やること –
#1 調査装置の文章で、図2は何を示す図だと書かれていますか。
#2 次の(a)〜(c)が調査装置の文章と合っているかどうかを、それぞれ「はい」か「いいえ」で答え、決め手となる文章中の言葉をそのまま引用してください。
(a) 図28は多重クロス表の例である。
(b) 図15は実施例11に係る決定木の構成例である。
(c) 調査装置1はローデータ記憶部7を備える。
#3 調査装置の文章を、最後の文のあとから書き継いでください。

文章 –
+--

これにより、前述の調査装置がコンピュータを利用して実現できるようになる。
【発明の効果】
【0015】
本発明によれば、刺激によって調査対象に対する被験者群の態度がどのように変化するのかを把握することに寄与することができるという効果が得られる。
【図面の簡単な説明】
【0016】
【図1】本発明の一実施形態に係る調査装置1の構成を示すブロック図である。
【図2】本発明の一実施形態に係る調査方法の全体手順を示すフローチャートである。
【図3】本発明に係る加工データの実施例である。
【図4】本発明の実施例1に係る分析データの構成例である。
【図5】本発明の実施例2に係る分析データの構成例である。
【図6】本発明の実施例3に係る分析データの構成例である。
【図7】本発明の実施例4に係る分析データの構成例である。
【図8】本発明の実施例5に係る分析データの構成例である。
【図9】本発明の実施例6に係る分析データの構成例である。
【図10】本発明の実施例7に係る分析データの構成例である。
【図11】本発明の実施例8に係る分析データの構成例である。
【図12】本発明の実施例9に係る分析データの構成例である。
【図13】本発明の実施例10に係る分析データの構成例である。
【図14】本発明の実施例10に係る分析データの他の構成例である。
【図15】本発明の実施例10に係る決定木の構成例である。
【図16】本発明の実施例11に係る分析データの構成例である。
【図17】本発明の実施例11に係る分析データの他の構成例である。
【図18】本発明の実施例11に係る決定木の構成例である。
【図19】本発明の実施例13に係る出力データの構成例である。
【図20】本発明の実施例13に係る出力データの他の構成例である。
【図21】本発明の実施例14に係る加工データの構成例である。
【図22】本発明の実施例14に係る度数集計表の例である。
【図23】本発明の実施例14に係る列座標値の例である。
【図24】本発明の実施例14に係る行座標値の例である。
【図25】本発明の実施例14に係る2次元マップの例である。
【図26】本発明の実施例14に係る2次元マップの他の例である。
【図27】本発明の実施例14に係る2次元マップの他の例である。
【図28】多重クロス表の例である。
【発明を実施するための形態】
【0017】
以下、図面を参照し、本発明の実施形態について説明する。
図1は、本発明の一実施形態に係る調査装置1の構成を示すブロック図である。図1において、調査装置1は、調査実行モジュール2と調査回答蓄積モジュール3と調査結果加工モジュール4と調査結果分析モジュール5と出力データ生成モジュール6とローデータ記憶部7と加工データ記憶部8と分析データ記憶部9を備える。

+--

表示された行 –
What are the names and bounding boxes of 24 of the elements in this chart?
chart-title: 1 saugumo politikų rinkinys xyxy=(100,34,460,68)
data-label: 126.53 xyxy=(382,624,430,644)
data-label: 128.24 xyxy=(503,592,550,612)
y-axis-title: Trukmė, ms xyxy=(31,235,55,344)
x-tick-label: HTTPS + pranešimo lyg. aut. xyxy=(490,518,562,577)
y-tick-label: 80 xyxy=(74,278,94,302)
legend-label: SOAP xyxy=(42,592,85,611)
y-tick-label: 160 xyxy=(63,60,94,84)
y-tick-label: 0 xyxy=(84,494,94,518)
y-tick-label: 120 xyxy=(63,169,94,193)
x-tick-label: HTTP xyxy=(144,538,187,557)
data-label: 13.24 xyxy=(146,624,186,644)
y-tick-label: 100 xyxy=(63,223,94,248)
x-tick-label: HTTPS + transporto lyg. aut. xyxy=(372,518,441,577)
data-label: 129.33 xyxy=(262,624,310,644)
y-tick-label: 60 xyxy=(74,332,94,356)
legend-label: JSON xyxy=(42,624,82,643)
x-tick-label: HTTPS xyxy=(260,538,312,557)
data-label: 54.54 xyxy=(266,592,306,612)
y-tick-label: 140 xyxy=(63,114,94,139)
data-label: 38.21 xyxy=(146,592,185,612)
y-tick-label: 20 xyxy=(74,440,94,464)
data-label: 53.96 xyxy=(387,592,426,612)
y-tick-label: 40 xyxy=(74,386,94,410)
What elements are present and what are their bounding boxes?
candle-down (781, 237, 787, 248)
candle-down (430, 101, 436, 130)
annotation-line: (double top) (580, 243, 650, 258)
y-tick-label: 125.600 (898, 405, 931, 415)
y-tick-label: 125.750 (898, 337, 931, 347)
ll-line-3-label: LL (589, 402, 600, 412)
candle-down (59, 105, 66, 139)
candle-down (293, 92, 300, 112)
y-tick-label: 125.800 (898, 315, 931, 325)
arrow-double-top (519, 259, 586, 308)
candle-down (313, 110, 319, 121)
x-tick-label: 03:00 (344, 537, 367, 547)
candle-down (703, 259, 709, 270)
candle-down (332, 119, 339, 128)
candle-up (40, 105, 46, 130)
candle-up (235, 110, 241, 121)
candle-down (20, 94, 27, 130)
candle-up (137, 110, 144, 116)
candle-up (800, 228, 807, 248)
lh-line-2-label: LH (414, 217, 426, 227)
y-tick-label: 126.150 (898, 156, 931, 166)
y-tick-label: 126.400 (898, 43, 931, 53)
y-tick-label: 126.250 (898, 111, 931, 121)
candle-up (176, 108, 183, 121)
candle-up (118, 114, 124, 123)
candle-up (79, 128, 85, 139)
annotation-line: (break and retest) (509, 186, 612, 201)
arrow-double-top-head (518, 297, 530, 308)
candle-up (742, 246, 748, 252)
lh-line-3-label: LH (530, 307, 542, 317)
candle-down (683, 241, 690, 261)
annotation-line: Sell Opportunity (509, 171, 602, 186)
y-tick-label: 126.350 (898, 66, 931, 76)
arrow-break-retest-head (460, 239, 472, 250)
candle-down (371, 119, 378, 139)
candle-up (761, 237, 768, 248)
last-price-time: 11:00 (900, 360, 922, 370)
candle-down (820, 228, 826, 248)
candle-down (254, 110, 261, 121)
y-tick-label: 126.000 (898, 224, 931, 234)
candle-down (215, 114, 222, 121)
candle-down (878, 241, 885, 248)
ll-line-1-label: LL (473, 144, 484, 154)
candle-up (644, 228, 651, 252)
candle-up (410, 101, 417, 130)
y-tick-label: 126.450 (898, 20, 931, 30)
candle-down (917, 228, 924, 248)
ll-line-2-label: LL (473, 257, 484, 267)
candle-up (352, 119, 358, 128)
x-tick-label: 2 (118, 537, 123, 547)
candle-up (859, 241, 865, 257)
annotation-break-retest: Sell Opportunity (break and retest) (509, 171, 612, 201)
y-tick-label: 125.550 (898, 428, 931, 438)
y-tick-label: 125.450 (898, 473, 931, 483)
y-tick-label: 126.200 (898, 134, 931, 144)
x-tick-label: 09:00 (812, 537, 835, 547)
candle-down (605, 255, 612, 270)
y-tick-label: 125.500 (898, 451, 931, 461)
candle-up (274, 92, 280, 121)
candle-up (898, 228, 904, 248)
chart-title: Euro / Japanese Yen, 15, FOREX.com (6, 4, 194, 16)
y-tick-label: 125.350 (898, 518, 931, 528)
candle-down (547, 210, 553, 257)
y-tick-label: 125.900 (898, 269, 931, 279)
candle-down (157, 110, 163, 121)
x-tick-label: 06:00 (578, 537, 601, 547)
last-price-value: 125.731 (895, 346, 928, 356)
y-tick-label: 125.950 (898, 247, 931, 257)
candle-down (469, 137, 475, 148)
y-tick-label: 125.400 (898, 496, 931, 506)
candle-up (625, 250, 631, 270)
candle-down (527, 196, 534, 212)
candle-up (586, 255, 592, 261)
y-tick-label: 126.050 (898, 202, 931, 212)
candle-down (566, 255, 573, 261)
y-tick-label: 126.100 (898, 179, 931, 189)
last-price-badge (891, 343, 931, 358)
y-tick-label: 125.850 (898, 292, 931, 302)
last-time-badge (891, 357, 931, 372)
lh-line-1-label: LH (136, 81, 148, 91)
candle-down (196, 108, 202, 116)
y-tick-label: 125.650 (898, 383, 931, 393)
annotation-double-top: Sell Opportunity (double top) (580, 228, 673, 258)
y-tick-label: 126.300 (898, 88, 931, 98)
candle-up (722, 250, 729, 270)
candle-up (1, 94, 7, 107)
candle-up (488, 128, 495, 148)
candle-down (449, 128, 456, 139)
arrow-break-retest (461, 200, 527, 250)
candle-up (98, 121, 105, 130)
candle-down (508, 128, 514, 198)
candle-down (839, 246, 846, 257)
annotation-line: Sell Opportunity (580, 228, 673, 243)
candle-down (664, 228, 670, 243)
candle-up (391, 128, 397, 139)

+--

答え –
#1 本発明の一実施形態に係る調査方法の全体手順を示すフローチャートです。

#2
(a) はい。「【図28】多重クロス表の例である。」
(b) いいえ。「【図15】本発明の実施例10に係る決定木の構成例である。」
(c) はい。「ローデータ記憶部7と加工データ記憶部8と分析データ記憶部9を備える」

#3
【0018】
調査実行モジュール2は、被験者群に対し、調査対象に関する情報を提示して該調査対象に対する評価を取得する調査ステージを繰り返し行う。このとき、調査実行モジュール2は、調査ステージを繰り返す度に、その繰り返しの中の過去の調査ステージで取得した評価に基づいた刺激を新規の調査ステージで被験者に提示する。これにより、調査対象に対する被験者の心証が提示された刺激によって変化すると、その心証の変化が調査対象に対する被験者の評価に反映されることが期待できる。
【0019】
調査回答蓄積モジュール3は、調査実行モジュール2が行う調査ステージで取得された評価に関する情報をローデータ記憶部7に格納する。ローデータ記憶部7は、各調査ステージで取得された評価に関する情報を蓄積する。調査結果加工モジュール4は、ローデータ記憶部7に蓄積された評価に関する情報を加工し、加工データを生成する。調査結果加工モジュール4は、生成した加工データを加工データ記憶部8に格納する。加工データ記憶部8は加工データを記憶する。
【0020】
調査結果分析モジュール5は、加工データ記憶部8内の加工データを用いて、調査ステージ間の評価の変化に関する分析データを生成する。調査結果分析モジュール5は、生成した分析データを分析データ記憶部9に格納する。分析データ記憶部9は分析データを記憶する。出力データ生成モジュール6は、分析データ記憶部9内の分析データを用いて、出力データを生成する。
【0021】
次に図2を参照して、図1に示す調査装置1の全体的な動作を説明する。図2は、本実施形態に係る調査方法の全体手順を示すフローチャートである。なお、以下の説明では、調査ステージのことを単にステージと称する。
【0022】
図2において、ステップS1では、調査実行モジュール2が、第1ステージとして、被験者群に対し、調査対象に関するアンケートを提示して回答を取得する。アンケートの提示及び回答は、例えば、インターネット上のウェブサイトを利用してもよく、或いは電子メールを利用してもよい。そして、調査回答蓄積モジュール3が、その第1ステージの回答をそのままローデータ記憶部7に格納する。そして、調査結果加工モジュール4が、ローデータ記憶部7内の第1ステージの回答を加工し、加工データを加工データ記憶部8に格納する。
【0023】
次いで、ステップS2では、調査実行モジュール2がステージを更新する。これにより、ステージ番号が1だけ増加する。例えば、第1ステージから第2ステージに移る。以下、第nステージとする。
【0024】
次いで、ステップS3では、調査実行モジュール2が、被験者群に対し、調査対象を提示する。調査対象の提示は、調査対象に応じた種類のデータ(画像、音声、テキスト等)を用いる。次いで、ステップS4では、調査実行モジュール2が、被験者に対し、刺激を提示する。調査実行モジュール2は、ローデータ記憶部7内の回答を用いて、刺激を生成する。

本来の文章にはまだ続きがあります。